Take the material below and write it all out again exactly.

Part of a data file:

= = = = = = =

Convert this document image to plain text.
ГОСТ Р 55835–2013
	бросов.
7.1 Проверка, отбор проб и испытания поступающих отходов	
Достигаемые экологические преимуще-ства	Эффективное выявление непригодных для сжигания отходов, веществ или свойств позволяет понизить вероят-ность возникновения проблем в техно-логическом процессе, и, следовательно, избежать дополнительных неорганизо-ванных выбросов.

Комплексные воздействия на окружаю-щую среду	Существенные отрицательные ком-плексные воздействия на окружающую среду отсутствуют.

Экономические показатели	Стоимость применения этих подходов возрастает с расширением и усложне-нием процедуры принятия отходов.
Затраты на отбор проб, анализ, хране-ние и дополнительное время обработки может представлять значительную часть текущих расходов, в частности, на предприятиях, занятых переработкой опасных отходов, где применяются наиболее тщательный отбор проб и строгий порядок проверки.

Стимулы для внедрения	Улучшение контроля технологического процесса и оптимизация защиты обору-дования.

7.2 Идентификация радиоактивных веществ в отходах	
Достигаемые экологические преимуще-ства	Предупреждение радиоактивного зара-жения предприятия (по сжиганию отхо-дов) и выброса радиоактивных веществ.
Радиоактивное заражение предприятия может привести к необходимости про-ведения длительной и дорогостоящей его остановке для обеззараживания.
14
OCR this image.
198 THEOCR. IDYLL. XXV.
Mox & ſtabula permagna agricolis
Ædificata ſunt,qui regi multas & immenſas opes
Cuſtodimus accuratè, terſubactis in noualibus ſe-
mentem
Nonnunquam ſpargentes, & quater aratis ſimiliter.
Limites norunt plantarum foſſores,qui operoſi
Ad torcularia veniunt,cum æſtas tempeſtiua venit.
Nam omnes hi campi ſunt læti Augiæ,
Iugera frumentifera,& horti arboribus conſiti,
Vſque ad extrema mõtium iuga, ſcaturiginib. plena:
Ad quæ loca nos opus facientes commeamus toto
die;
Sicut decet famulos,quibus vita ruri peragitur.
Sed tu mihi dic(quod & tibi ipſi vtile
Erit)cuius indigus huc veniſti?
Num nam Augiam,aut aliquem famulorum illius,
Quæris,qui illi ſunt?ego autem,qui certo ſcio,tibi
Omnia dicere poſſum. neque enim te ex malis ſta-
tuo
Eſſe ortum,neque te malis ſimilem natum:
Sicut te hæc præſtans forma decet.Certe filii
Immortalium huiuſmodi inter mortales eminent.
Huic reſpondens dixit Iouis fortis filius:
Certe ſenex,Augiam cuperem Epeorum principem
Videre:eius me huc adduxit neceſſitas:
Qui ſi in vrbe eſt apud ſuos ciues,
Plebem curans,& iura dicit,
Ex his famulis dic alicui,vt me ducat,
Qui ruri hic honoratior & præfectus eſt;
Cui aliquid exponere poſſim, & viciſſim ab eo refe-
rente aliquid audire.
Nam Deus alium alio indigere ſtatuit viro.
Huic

= = = = = = =

→ Completed exercise
Convert this document image to plain text.
ГОСТ Р 55835–2013
	бросов.
7.1 Проверка, отбор проб и испытания поступающих отходов	
Достигаемые экологические преимуще-ства	Эффективное выявление непригодных для сжигания отходов, веществ или свойств позволяет понизить вероят-ность возникновения проблем в техно-логическом процессе, и, следовательно, избежать дополнительных неорганизо-ванных выбросов.

Комплексные воздействия на окружаю-щую среду	Существенные отрицательные ком-плексные воздействия на окружающую среду отсутствуют.

Экономические показатели	Стоимость применения этих подходов возрастает с расширением и усложне-нием процедуры принятия отходов.
Затраты на отбор проб, анализ, хране-ние и дополнительное время обработки может представлять значительную часть текущих расходов, в частности, на предприятиях, занятых переработкой опасных отходов, где применяются наиболее тщательный отбор проб и строгий порядок проверки.

Стимулы для внедрения	Улучшение контроля технологического процесса и оптимизация защиты обору-дования.

7.2 Идентификация радиоактивных веществ в отходах	
Достигаемые экологические преимуще-ства	Предупреждение радиоактивного зара-жения предприятия (по сжиганию отхо-дов) и выброса радиоактивных веществ.
Радиоактивное заражение предприятия может привести к необходимости про-ведения длительной и дорогостоящей его остановке для обеззараживания.
14
OCR this image.
198 THEOCR. IDYLL. XXV.
Mox & ſtabula permagna agricolis
Ædificata ſunt,qui regi multas & immenſas opes
Cuſtodimus accuratè, terſubactis in noualibus ſe-
mentem
Nonnunquam ſpargentes, & quater aratis ſimiliter.
Limites norunt plantarum foſſores,qui operoſi
Ad torcularia veniunt,cum æſtas tempeſtiua venit.
Nam omnes hi campi ſunt læti Augiæ,
Iugera frumentifera,& horti arboribus conſiti,
Vſque ad extrema mõtium iuga, ſcaturiginib. plena:
Ad quæ loca nos opus facientes commeamus toto
die;
Sicut decet famulos,quibus vita ruri peragitur.
Sed tu mihi dic(quod & tibi ipſi vtile
Erit)cuius indigus huc veniſti?
Num nam Augiam,aut aliquem famulorum illius,
Quæris,qui illi ſunt?ego autem,qui certo ſcio,tibi
Omnia dicere poſſum. neque enim te ex malis ſta-
tuo
Eſſe ortum,neque te malis ſimilem natum:
Sicut te hæc præſtans forma decet.Certe filii
Immortalium huiuſmodi inter mortales eminent.
Huic reſpondens dixit Iouis fortis filius:
Certe ſenex,Augiam cuperem Epeorum principem
Videre:eius me huc adduxit neceſſitas:
Qui ſi in vrbe eſt apud ſuos ciues,
Plebem curans,& iura dicit,
Ex his famulis dic alicui,vt me ducat,
Qui ruri hic honoratior & præfectus eſt;
Cui aliquid exponere poſſim, & viciſſim ab eo refe-
rente aliquid audire.
Nam Deus alium alio indigere ſtatuit viro.
Huic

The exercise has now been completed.